TASK GOAL: Write out the listing beneath this instruction in its entirety, exactly as it reads.
---
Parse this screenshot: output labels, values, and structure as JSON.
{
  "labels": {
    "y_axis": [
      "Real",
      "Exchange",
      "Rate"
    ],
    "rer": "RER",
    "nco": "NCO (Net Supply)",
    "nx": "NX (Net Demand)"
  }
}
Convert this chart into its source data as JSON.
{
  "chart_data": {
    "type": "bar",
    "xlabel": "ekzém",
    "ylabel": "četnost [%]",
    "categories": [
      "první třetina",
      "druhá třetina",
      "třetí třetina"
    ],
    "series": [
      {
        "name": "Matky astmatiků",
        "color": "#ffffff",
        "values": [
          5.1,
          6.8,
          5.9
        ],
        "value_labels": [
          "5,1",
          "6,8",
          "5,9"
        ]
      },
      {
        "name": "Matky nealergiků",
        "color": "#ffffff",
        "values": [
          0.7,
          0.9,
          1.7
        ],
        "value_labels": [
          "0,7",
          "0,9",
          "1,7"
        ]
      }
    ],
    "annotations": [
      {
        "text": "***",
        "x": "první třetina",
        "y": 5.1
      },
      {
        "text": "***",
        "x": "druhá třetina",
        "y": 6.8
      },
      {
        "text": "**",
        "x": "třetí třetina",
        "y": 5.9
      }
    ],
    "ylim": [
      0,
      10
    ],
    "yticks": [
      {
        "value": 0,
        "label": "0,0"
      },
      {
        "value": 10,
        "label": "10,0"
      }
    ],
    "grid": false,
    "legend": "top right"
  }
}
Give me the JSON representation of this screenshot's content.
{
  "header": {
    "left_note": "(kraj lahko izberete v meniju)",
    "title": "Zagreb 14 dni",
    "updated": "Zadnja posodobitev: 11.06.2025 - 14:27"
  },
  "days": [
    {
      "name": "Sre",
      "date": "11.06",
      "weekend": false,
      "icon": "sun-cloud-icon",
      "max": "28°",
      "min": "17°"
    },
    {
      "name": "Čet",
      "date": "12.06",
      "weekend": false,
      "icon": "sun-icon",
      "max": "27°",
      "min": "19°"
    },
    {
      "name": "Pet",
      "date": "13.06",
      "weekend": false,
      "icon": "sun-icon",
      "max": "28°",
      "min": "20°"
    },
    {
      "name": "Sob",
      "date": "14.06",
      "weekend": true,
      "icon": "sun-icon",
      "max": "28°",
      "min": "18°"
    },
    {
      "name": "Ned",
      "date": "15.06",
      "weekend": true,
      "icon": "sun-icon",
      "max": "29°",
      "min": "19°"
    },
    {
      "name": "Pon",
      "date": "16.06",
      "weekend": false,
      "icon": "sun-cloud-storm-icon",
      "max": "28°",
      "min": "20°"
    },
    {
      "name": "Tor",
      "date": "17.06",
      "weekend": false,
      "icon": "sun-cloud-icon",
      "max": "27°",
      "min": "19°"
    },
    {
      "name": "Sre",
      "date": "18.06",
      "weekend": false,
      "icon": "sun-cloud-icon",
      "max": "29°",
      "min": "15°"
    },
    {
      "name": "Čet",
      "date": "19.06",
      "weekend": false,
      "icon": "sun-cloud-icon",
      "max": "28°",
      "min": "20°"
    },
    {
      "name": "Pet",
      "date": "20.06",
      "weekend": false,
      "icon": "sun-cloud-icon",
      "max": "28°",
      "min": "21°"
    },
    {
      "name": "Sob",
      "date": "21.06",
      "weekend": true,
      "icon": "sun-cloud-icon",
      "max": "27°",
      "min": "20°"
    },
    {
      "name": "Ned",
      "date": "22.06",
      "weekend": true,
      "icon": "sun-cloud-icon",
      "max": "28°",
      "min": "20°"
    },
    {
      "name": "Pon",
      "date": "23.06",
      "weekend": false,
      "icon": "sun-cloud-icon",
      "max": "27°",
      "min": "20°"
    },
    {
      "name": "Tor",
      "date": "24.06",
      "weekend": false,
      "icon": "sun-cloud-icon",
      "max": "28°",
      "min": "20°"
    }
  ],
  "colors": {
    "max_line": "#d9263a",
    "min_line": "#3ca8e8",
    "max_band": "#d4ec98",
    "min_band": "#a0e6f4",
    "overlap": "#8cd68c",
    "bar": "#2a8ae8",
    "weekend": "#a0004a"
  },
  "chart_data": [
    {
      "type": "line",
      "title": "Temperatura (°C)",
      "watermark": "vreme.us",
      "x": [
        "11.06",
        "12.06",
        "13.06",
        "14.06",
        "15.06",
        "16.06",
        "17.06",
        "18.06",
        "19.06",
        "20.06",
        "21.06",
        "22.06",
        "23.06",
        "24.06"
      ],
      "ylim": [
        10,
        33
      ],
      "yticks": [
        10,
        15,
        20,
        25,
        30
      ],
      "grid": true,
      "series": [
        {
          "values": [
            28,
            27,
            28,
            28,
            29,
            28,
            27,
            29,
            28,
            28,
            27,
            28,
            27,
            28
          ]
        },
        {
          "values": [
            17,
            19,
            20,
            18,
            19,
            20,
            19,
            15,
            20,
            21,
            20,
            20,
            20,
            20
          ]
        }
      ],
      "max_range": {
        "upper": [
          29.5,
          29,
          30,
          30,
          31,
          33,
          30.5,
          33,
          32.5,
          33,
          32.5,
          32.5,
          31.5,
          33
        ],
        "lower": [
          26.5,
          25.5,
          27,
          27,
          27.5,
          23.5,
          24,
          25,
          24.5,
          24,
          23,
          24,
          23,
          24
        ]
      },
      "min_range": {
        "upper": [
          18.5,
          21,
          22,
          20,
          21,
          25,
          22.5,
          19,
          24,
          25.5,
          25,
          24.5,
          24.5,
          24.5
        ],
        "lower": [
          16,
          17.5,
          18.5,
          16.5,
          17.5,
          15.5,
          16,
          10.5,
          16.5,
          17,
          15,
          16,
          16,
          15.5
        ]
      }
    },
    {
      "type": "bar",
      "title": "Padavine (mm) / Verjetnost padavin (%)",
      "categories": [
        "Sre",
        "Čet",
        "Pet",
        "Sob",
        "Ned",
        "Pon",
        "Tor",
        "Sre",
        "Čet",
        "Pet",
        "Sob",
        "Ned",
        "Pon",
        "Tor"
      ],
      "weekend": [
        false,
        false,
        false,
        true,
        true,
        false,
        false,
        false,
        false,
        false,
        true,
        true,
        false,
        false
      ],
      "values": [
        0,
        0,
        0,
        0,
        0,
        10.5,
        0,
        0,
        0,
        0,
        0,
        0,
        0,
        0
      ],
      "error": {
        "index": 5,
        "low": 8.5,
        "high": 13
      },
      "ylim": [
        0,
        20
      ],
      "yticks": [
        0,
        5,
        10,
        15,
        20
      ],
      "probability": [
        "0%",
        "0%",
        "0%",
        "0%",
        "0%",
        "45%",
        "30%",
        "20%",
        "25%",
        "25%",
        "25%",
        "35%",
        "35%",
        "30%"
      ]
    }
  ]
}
---
ANSWER BELOW:
Parse this screenshot: output labels, values, and structure as JSON.
{
  "labels": {
    "y_axis": [
      "Real",
      "Exchange",
      "Rate"
    ],
    "rer": "RER",
    "nco": "NCO (Net Supply)",
    "nx": "NX (Net Demand)"
  }
}
Convert this chart into its source data as JSON.
{
  "chart_data": {
    "type": "bar",
    "xlabel": "ekzém",
    "ylabel": "četnost [%]",
    "categories": [
      "první třetina",
      "druhá třetina",
      "třetí třetina"
    ],
    "series": [
      {
        "name": "Matky astmatiků",
        "color": "#ffffff",
        "values": [
          5.1,
          6.8,
          5.9
        ],
        "value_labels": [
          "5,1",
          "6,8",
          "5,9"
        ]
      },
      {
        "name": "Matky nealergiků",
        "color": "#ffffff",
        "values": [
          0.7,
          0.9,
          1.7
        ],
        "value_labels": [
          "0,7",
          "0,9",
          "1,7"
        ]
      }
    ],
    "annotations": [
      {
        "text": "***",
        "x": "první třetina",
        "y": 5.1
      },
      {
        "text": "***",
        "x": "druhá třetina",
        "y": 6.8
      },
      {
        "text": "**",
        "x": "třetí třetina",
        "y": 5.9
      }
    ],
    "ylim": [
      0,
      10
    ],
    "yticks": [
      {
        "value": 0,
        "label": "0,0"
      },
      {
        "value": 10,
        "label": "10,0"
      }
    ],
    "grid": false,
    "legend": "top right"
  }
}
Give me the JSON representation of this screenshot's content.
{
  "header": {
    "left_note": "(kraj lahko izberete v meniju)",
    "title": "Zagreb 14 dni",
    "updated": "Zadnja posodobitev: 11.06.2025 - 14:27"
  },
  "days": [
    {
      "name": "Sre",
      "date": "11.06",
      "weekend": false,
      "icon": "sun-cloud-icon",
      "max": "28°",
      "min": "17°"
    },
    {
      "name": "Čet",
      "date": "12.06",
      "weekend": false,
      "icon": "sun-icon",
      "max": "27°",
      "min": "19°"
    },
    {
      "name": "Pet",
      "date": "13.06",
      "weekend": false,
      "icon": "sun-icon",
      "max": "28°",
      "min": "20°"
    },
    {
      "name": "Sob",
      "date": "14.06",
      "weekend": true,
      "icon": "sun-icon",
      "max": "28°",
      "min": "18°"
    },
    {
      "name": "Ned",
      "date": "15.06",
      "weekend": true,
      "icon": "sun-icon",
      "max": "29°",
      "min": "19°"
    },
    {
      "name": "Pon",
      "date": "16.06",
      "weekend": false,
      "icon": "sun-cloud-storm-icon",
      "max": "28°",
      "min": "20°"
    },
    {
      "name": "Tor",
      "date": "17.06",
      "weekend": false,
      "icon": "sun-cloud-icon",
      "max": "27°",
      "min": "19°"
    },
    {
      "name": "Sre",
      "date": "18.06",
      "weekend": false,
      "icon": "sun-cloud-icon",
      "max": "29°",
      "min": "15°"
    },
    {
      "name": "Čet",
      "date": "19.06",
      "weekend": false,
      "icon": "sun-cloud-icon",
      "max": "28°",
      "min": "20°"
    },
    {
      "name": "Pet",
      "date": "20.06",
      "weekend": false,
      "icon": "sun-cloud-icon",
      "max": "28°",
      "min": "21°"
    },
    {
      "name": "Sob",
      "date": "21.06",
      "weekend": true,
      "icon": "sun-cloud-icon",
      "max": "27°",
      "min": "20°"
    },
    {
      "name": "Ned",
      "date": "22.06",
      "weekend": true,
      "icon": "sun-cloud-icon",
      "max": "28°",
      "min": "20°"
    },
    {
      "name": "Pon",
      "date": "23.06",
      "weekend": false,
      "icon": "sun-cloud-icon",
      "max": "27°",
      "min": "20°"
    },
    {
      "name": "Tor",
      "date": "24.06",
      "weekend": false,
      "icon": "sun-cloud-icon",
      "max": "28°",
      "min": "20°"
    }
  ],
  "colors": {
    "max_line": "#d9263a",
    "min_line": "#3ca8e8",
    "max_band": "#d4ec98",
    "min_band": "#a0e6f4",
    "overlap": "#8cd68c",
    "bar": "#2a8ae8",
    "weekend": "#a0004a"
  },
  "chart_data": [
    {
      "type": "line",
      "title": "Temperatura (°C)",
      "watermark": "vreme.us",
      "x": [
        "11.06",
        "12.06",
        "13.06",
        "14.06",
        "15.06",
        "16.06",
        "17.06",
        "18.06",
        "19.06",
        "20.06",
        "21.06",
        "22.06",
        "23.06",
        "24.06"
      ],
      "ylim": [
        10,
        33
      ],
      "yticks": [
        10,
        15,
        20,
        25,
        30
      ],
      "grid": true,
      "series": [
        {
          "values": [
            28,
            27,
            28,
            28,
            29,
            28,
            27,
            29,
            28,
            28,
            27,
            28,
            27,
            28
          ]
        },
        {
          "values": [
            17,
            19,
            20,
            18,
            19,
            20,
            19,
            15,
            20,
            21,
            20,
            20,
            20,
            20
          ]
        }
      ],
      "max_range": {
        "upper": [
          29.5,
          29,
          30,
          30,
          31,
          33,
          30.5,
          33,
          32.5,
          33,
          32.5,
          32.5,
          31.5,
          33
        ],
        "lower": [
          26.5,
          25.5,
          27,
          27,
          27.5,
          23.5,
          24,
          25,
          24.5,
          24,
          23,
          24,
          23,
          24
        ]
      },
      "min_range": {
        "upper": [
          18.5,
          21,
          22,
          20,
          21,
          25,
          22.5,
          19,
          24,
          25.5,
          25,
          24.5,
          24.5,
          24.5
        ],
        "lower": [
          16,
          17.5,
          18.5,
          16.5,
          17.5,
          15.5,
          16,
          10.5,
          16.5,
          17,
          15,
          16,
          16,
          15.5
        ]
      }
    },
    {
      "type": "bar",
      "title": "Padavine (mm) / Verjetnost padavin (%)",
      "categories": [
        "Sre",
        "Čet",
        "Pet",
        "Sob",
        "Ned",
        "Pon",
        "Tor",
        "Sre",
        "Čet",
        "Pet",
        "Sob",
        "Ned",
        "Pon",
        "Tor"
      ],
      "weekend": [
        false,
        false,
        false,
        true,
        true,
        false,
        false,
        false,
        false,
        false,
        true,
        true,
        false,
        false
      ],
      "values": [
        0,
        0,
        0,
        0,
        0,
        10.5,
        0,
        0,
        0,
        0,
        0,
        0,
        0,
        0
      ],
      "error": {
        "index": 5,
        "low": 8.5,
        "high": 13
      },
      "ylim": [
        0,
        20
      ],
      "yticks": [
        0,
        5,
        10,
        15,
        20
      ],
      "probability": [
        "0%",
        "0%",
        "0%",
        "0%",
        "0%",
        "45%",
        "30%",
        "20%",
        "25%",
        "25%",
        "25%",
        "35%",
        "35%",
        "30%"
      ]
    }
  ]
}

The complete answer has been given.